▶ **Short exercise**: All of the records below should be output exactly.

A run of records:
** Start **

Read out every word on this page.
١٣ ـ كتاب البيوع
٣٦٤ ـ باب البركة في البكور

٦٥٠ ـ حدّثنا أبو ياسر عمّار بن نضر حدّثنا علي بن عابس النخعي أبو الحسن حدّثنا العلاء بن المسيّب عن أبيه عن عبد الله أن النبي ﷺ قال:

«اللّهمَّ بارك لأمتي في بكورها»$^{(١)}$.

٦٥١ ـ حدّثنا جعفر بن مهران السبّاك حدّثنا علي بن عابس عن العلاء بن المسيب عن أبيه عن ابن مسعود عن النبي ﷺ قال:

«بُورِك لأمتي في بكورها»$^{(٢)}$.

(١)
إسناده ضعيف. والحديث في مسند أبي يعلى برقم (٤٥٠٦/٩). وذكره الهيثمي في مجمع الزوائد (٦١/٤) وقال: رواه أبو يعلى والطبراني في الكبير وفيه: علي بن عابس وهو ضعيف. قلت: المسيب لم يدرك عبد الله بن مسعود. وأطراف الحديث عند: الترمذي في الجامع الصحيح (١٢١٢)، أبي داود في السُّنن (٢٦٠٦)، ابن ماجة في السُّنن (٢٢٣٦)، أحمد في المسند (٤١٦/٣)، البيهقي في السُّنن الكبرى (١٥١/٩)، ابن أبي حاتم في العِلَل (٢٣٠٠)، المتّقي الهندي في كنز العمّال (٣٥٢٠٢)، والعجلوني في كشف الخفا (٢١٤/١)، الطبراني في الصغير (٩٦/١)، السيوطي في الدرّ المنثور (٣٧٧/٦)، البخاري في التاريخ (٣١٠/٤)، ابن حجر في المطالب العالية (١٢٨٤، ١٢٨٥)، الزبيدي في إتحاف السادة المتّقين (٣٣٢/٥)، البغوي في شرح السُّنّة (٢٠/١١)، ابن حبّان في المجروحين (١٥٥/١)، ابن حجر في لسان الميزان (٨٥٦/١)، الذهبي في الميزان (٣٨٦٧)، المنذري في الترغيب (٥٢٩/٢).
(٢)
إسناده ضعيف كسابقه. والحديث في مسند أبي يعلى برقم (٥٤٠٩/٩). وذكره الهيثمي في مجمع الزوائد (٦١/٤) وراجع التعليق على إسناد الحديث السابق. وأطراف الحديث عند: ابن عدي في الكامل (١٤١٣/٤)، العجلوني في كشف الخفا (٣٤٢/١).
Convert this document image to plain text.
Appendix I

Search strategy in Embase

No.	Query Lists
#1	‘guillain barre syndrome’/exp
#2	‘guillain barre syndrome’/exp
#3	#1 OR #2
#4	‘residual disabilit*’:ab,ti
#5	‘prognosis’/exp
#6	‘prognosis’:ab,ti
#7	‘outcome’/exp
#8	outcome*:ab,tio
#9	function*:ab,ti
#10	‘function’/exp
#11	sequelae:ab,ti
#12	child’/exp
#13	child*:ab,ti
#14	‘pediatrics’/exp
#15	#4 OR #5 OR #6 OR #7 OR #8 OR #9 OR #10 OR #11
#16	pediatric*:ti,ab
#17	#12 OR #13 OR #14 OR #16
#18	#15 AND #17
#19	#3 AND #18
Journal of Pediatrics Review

** End **

▶ **Answer to the exercise**:
Read out every word on this page.
١٣ ـ كتاب البيوع
٣٦٤ ـ باب البركة في البكور

٦٥٠ ـ حدّثنا أبو ياسر عمّار بن نضر حدّثنا علي بن عابس النخعي أبو الحسن حدّثنا العلاء بن المسيّب عن أبيه عن عبد الله أن النبي ﷺ قال:

«اللّهمَّ بارك لأمتي في بكورها»$^{(١)}$.

٦٥١ ـ حدّثنا جعفر بن مهران السبّاك حدّثنا علي بن عابس عن العلاء بن المسيب عن أبيه عن ابن مسعود عن النبي ﷺ قال:

«بُورِك لأمتي في بكورها»$^{(٢)}$.

(١)
إسناده ضعيف. والحديث في مسند أبي يعلى برقم (٤٥٠٦/٩). وذكره الهيثمي في مجمع الزوائد (٦١/٤) وقال: رواه أبو يعلى والطبراني في الكبير وفيه: علي بن عابس وهو ضعيف. قلت: المسيب لم يدرك عبد الله بن مسعود. وأطراف الحديث عند: الترمذي في الجامع الصحيح (١٢١٢)، أبي داود في السُّنن (٢٦٠٦)، ابن ماجة في السُّنن (٢٢٣٦)، أحمد في المسند (٤١٦/٣)، البيهقي في السُّنن الكبرى (١٥١/٩)، ابن أبي حاتم في العِلَل (٢٣٠٠)، المتّقي الهندي في كنز العمّال (٣٥٢٠٢)، والعجلوني في كشف الخفا (٢١٤/١)، الطبراني في الصغير (٩٦/١)، السيوطي في الدرّ المنثور (٣٧٧/٦)، البخاري في التاريخ (٣١٠/٤)، ابن حجر في المطالب العالية (١٢٨٤، ١٢٨٥)، الزبيدي في إتحاف السادة المتّقين (٣٣٢/٥)، البغوي في شرح السُّنّة (٢٠/١١)، ابن حبّان في المجروحين (١٥٥/١)، ابن حجر في لسان الميزان (٨٥٦/١)، الذهبي في الميزان (٣٨٦٧)، المنذري في الترغيب (٥٢٩/٢).
(٢)
إسناده ضعيف كسابقه. والحديث في مسند أبي يعلى برقم (٥٤٠٩/٩). وذكره الهيثمي في مجمع الزوائد (٦١/٤) وراجع التعليق على إسناد الحديث السابق. وأطراف الحديث عند: ابن عدي في الكامل (١٤١٣/٤)، العجلوني في كشف الخفا (٣٤٢/١).
Convert this document image to plain text.
Appendix I

Search strategy in Embase

No.	Query Lists
#1	‘guillain barre syndrome’/exp
#2	‘guillain barre syndrome’/exp
#3	#1 OR #2
#4	‘residual disabilit*’:ab,ti
#5	‘prognosis’/exp
#6	‘prognosis’:ab,ti
#7	‘outcome’/exp
#8	outcome*:ab,tio
#9	function*:ab,ti
#10	‘function’/exp
#11	sequelae:ab,ti
#12	child’/exp
#13	child*:ab,ti
#14	‘pediatrics’/exp
#15	#4 OR #5 OR #6 OR #7 OR #8 OR #9 OR #10 OR #11
#16	pediatric*:ti,ab
#17	#12 OR #13 OR #14 OR #16
#18	#15 AND #17
#19	#3 AND #18
Journal of Pediatrics Review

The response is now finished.